• _Given problem_
Could you copy every line from the material below in which "JSON" appears?

==*==

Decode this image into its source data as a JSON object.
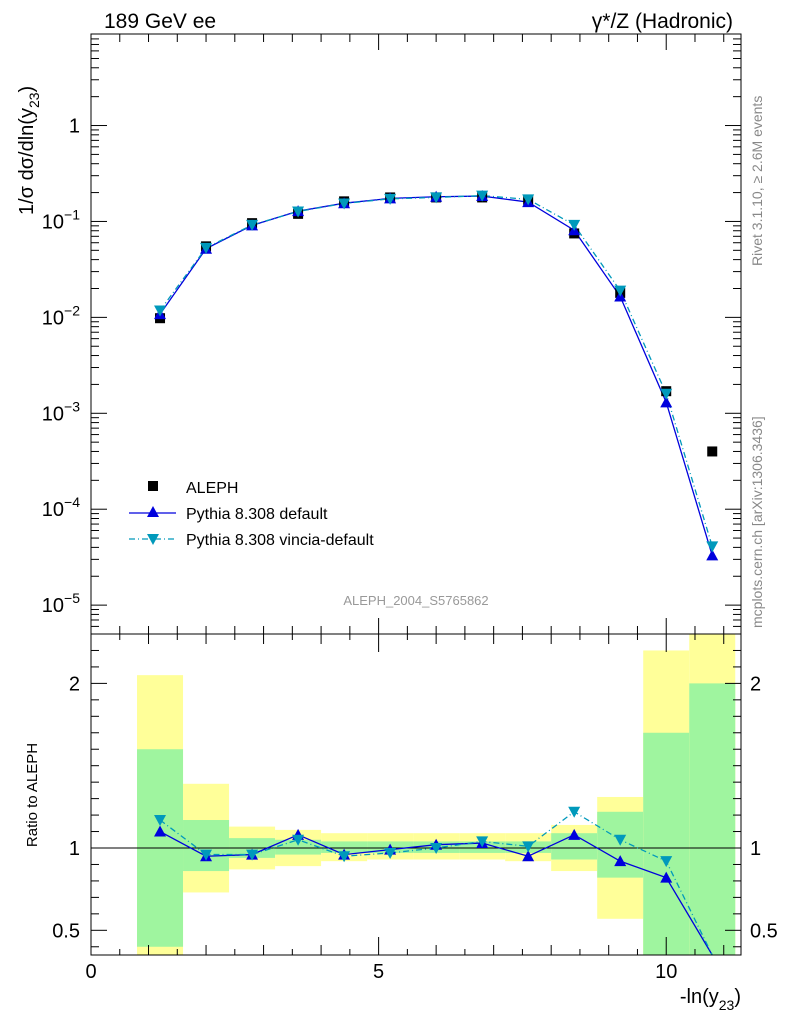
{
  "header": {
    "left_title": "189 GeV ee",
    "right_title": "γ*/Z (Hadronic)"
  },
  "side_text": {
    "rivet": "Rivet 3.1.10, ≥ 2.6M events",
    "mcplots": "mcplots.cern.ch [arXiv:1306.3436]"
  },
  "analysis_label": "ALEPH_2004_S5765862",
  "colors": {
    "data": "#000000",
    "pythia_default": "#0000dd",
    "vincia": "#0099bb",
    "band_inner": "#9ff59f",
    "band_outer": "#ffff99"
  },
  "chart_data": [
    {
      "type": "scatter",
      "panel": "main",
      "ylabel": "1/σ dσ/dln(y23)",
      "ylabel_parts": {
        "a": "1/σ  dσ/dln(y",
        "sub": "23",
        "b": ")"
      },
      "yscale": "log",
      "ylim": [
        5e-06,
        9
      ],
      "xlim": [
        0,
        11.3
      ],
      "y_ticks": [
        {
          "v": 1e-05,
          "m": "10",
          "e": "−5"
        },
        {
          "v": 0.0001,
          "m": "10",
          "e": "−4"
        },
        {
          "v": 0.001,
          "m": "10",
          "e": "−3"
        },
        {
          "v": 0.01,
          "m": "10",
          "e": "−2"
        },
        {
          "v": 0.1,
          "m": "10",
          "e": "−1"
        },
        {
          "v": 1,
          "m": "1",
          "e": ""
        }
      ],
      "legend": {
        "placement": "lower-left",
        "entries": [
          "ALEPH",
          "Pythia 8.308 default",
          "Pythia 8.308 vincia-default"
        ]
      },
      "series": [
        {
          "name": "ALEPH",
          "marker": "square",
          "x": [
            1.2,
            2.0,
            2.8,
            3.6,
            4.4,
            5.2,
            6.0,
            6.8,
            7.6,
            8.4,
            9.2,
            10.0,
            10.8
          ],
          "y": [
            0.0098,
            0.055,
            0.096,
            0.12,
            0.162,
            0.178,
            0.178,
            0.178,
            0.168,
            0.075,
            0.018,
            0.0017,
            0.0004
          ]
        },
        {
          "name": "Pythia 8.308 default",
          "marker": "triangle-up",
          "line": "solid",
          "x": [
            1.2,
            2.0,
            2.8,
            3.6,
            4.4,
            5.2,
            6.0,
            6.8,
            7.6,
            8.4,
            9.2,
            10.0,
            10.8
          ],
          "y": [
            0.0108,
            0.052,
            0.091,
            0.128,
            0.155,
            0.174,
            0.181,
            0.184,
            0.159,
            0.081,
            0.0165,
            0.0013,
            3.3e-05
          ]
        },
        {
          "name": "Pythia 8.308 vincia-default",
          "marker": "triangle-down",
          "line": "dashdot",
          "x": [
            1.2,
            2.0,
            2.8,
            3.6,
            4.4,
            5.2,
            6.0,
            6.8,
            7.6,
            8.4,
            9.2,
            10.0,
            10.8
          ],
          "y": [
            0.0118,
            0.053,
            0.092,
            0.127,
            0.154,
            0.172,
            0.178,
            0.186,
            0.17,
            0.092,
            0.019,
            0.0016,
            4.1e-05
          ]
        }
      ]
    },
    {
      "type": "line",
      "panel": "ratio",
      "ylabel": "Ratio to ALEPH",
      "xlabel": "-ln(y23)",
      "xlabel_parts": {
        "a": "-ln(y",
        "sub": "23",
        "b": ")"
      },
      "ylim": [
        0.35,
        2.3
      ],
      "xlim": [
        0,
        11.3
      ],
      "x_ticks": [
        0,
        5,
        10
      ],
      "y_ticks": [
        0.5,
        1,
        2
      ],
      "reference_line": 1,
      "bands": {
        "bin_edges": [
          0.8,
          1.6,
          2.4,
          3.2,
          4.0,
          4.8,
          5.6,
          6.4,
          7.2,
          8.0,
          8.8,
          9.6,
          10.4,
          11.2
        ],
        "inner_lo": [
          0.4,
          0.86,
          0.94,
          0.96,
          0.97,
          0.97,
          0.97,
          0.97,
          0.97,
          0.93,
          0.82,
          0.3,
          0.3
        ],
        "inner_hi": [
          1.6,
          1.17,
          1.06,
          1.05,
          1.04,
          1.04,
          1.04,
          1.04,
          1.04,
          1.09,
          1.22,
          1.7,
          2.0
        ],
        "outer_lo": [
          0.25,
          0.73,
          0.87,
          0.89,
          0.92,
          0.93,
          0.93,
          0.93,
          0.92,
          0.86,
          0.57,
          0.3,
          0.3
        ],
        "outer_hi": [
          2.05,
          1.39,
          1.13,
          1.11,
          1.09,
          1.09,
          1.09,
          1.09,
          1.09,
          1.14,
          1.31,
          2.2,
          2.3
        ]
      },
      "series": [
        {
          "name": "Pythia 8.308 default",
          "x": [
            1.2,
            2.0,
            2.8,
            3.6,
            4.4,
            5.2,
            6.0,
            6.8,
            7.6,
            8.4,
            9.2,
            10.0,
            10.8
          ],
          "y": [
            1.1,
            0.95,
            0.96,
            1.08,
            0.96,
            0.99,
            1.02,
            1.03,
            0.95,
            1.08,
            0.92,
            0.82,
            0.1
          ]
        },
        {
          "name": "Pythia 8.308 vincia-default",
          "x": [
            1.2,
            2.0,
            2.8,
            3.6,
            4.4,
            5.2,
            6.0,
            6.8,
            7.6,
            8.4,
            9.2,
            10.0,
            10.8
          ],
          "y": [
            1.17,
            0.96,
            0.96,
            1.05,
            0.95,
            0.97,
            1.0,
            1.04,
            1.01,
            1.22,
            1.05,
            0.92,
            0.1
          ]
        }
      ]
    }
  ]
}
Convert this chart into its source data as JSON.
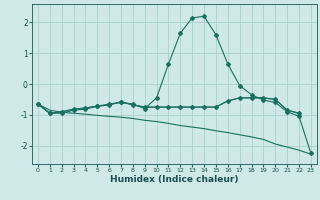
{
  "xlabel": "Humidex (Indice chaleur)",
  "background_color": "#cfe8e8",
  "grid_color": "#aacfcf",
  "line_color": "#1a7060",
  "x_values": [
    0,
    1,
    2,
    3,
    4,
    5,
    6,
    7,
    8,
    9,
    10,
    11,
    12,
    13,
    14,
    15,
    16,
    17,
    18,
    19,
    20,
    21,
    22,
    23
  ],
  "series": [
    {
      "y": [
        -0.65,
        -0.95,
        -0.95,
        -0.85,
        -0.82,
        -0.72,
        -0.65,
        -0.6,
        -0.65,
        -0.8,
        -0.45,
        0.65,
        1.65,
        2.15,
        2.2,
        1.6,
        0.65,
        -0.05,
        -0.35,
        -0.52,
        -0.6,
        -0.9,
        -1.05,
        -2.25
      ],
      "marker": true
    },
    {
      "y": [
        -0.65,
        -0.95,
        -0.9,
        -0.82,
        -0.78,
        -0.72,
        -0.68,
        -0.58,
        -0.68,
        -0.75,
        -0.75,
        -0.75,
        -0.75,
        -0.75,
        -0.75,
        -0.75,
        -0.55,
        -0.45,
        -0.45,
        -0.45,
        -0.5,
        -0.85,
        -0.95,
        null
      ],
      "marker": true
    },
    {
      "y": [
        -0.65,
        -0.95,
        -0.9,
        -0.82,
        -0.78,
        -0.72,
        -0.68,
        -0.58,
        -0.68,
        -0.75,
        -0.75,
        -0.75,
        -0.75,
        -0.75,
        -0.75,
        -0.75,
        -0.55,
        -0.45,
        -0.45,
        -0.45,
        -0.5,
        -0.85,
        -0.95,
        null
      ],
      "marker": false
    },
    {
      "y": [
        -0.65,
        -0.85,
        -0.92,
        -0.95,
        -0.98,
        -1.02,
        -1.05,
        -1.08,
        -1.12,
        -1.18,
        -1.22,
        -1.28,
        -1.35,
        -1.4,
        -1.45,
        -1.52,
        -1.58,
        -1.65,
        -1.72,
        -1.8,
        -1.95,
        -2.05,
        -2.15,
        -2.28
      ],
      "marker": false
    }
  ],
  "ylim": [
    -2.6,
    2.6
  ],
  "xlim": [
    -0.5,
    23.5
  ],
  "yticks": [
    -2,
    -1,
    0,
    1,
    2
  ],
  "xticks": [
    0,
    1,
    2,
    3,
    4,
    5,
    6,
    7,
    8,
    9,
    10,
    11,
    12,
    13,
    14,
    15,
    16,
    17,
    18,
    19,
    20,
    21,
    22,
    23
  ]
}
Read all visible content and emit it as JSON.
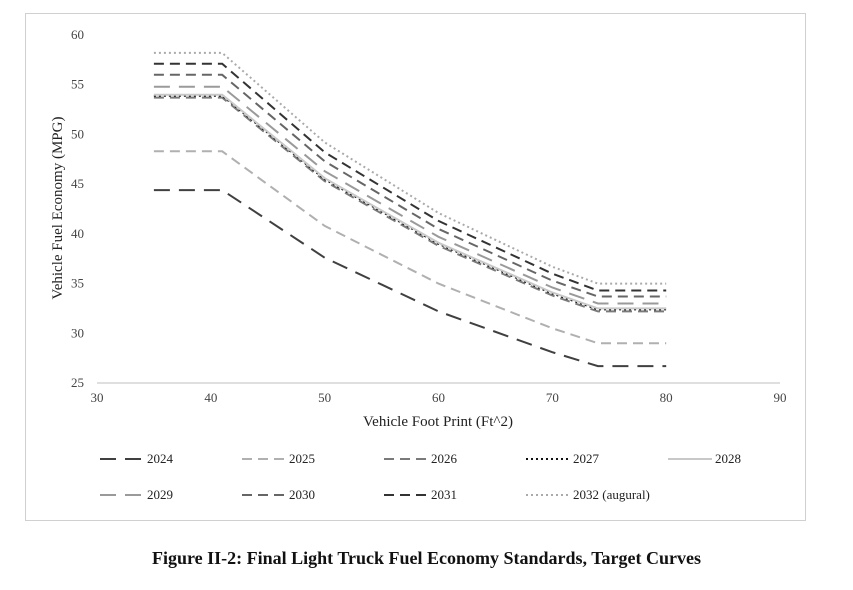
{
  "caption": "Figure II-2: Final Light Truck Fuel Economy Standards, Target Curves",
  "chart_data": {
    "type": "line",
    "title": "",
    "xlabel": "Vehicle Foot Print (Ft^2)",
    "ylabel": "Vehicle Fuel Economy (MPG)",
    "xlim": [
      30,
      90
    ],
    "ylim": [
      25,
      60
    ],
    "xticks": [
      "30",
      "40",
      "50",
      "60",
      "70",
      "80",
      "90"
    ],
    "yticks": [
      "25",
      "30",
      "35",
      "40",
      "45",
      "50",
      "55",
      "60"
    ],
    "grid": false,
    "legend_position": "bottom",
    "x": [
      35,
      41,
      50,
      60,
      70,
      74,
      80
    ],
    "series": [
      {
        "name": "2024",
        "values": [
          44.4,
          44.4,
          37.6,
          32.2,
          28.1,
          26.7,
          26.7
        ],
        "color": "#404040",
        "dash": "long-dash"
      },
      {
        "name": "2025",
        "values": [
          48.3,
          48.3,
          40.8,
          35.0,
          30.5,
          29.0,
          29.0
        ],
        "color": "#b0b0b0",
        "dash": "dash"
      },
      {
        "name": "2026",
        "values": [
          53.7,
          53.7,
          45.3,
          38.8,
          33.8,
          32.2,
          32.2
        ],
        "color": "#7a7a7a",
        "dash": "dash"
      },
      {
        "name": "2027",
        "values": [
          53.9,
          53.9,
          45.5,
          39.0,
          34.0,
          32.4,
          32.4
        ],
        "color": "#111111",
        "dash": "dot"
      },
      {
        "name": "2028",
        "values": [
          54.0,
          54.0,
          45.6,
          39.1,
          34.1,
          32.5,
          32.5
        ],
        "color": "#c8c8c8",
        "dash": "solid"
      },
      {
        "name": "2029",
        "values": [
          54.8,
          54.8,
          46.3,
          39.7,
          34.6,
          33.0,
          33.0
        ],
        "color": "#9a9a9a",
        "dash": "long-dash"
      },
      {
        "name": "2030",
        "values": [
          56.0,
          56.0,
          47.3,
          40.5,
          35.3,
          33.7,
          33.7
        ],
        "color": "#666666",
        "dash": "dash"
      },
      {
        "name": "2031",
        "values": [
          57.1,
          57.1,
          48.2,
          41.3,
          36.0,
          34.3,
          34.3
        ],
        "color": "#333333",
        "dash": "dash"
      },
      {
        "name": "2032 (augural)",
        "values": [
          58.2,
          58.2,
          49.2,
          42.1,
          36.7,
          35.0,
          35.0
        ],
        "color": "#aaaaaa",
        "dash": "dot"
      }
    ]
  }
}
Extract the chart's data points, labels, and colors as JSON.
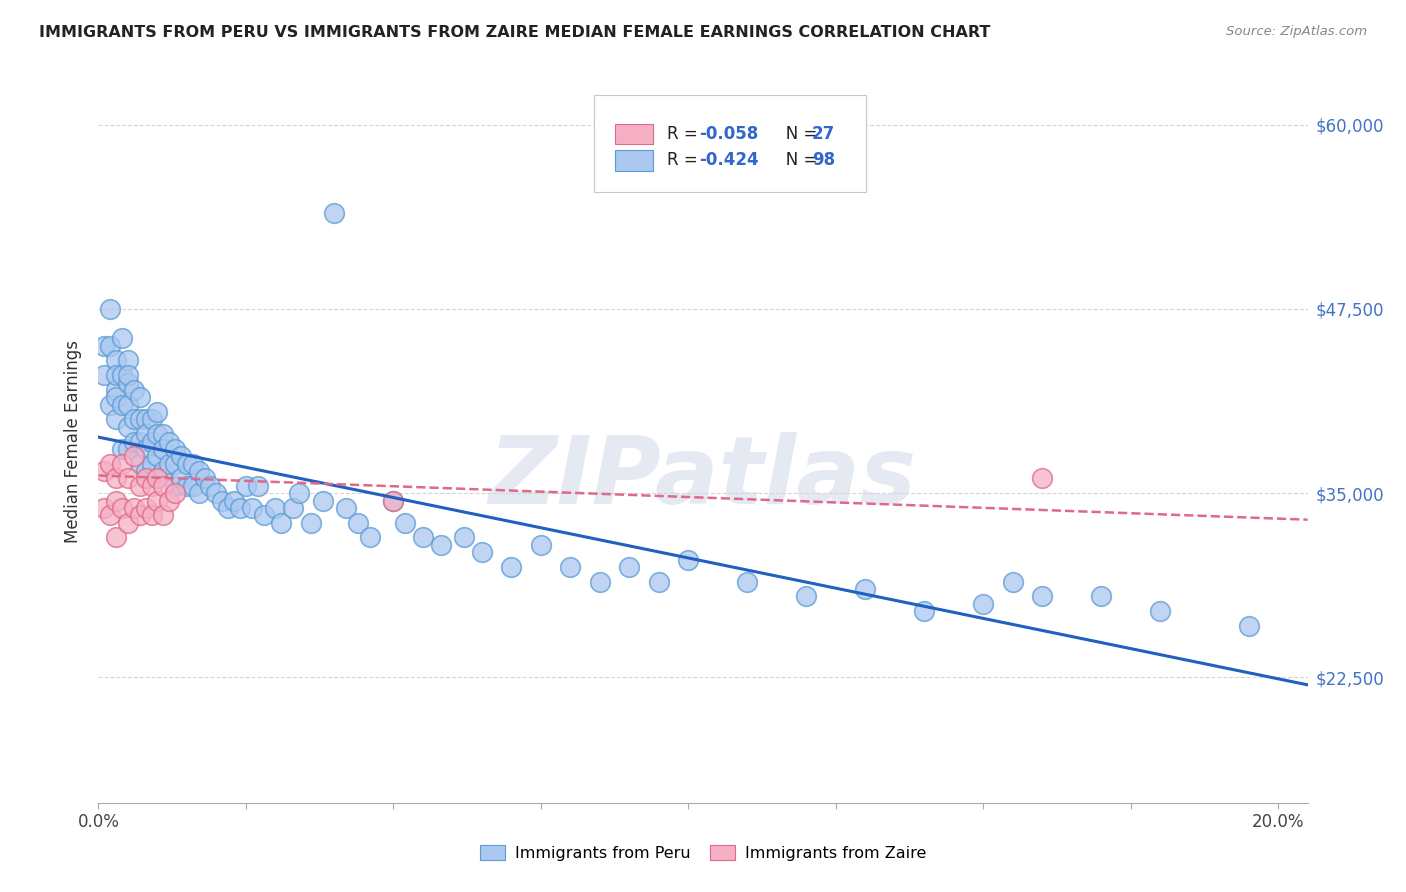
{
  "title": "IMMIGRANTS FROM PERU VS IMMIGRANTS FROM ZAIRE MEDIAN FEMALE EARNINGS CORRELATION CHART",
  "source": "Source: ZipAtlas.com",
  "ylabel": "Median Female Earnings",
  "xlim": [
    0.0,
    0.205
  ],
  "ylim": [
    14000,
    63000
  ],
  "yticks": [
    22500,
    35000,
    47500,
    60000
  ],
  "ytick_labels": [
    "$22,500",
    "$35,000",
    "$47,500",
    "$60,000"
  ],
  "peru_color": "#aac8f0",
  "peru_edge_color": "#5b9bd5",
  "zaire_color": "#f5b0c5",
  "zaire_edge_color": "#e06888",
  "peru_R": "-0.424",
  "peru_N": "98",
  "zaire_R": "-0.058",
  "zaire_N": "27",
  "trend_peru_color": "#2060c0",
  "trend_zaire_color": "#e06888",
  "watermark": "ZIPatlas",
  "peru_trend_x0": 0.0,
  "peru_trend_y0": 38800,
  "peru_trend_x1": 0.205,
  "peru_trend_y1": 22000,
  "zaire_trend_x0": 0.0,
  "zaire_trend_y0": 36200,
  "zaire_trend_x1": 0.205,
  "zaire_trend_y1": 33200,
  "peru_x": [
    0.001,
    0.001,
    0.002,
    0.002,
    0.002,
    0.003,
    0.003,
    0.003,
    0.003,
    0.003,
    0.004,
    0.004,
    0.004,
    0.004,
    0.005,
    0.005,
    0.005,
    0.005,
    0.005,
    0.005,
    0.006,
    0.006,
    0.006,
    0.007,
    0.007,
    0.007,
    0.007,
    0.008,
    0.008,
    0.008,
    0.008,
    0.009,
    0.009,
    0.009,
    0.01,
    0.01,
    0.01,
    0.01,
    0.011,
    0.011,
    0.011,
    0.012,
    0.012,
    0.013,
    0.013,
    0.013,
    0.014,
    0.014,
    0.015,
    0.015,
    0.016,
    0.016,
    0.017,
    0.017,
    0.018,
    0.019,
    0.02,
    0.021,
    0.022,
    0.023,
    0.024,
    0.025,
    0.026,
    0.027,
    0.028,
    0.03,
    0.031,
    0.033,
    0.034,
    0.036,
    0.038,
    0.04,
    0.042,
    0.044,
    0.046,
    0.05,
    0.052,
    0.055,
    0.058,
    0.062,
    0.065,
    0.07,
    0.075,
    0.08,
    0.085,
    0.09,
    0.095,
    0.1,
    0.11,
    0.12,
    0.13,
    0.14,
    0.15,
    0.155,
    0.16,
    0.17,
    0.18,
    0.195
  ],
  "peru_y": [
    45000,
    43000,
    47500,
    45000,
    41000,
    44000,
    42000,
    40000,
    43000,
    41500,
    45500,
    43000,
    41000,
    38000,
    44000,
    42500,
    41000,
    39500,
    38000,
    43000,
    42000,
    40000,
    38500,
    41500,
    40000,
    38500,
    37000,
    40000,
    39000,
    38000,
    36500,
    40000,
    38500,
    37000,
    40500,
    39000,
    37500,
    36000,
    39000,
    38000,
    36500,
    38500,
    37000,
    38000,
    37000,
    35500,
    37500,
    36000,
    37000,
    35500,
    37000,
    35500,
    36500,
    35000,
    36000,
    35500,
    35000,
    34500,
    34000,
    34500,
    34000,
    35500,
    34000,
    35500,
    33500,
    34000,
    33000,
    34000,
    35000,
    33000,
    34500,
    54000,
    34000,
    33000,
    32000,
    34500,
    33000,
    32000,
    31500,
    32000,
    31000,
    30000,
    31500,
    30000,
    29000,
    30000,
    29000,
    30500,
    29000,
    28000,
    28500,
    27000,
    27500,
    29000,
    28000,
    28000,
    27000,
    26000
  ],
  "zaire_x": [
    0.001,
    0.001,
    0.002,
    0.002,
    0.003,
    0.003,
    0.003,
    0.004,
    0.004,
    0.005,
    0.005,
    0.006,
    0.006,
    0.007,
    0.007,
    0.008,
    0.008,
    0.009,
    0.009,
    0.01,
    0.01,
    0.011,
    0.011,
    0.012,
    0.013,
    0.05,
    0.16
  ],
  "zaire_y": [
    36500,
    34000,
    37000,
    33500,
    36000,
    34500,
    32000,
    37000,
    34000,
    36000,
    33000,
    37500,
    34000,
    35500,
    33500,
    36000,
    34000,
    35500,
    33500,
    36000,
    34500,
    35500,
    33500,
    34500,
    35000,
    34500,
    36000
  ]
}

==*==

• _Task response_
Decode this image into its source data as a JSON object.
Convert this chart into its source data as JSON.
Read all visible content and emit it as JSON.
Extract the chart's data points, labels, and colors as JSON.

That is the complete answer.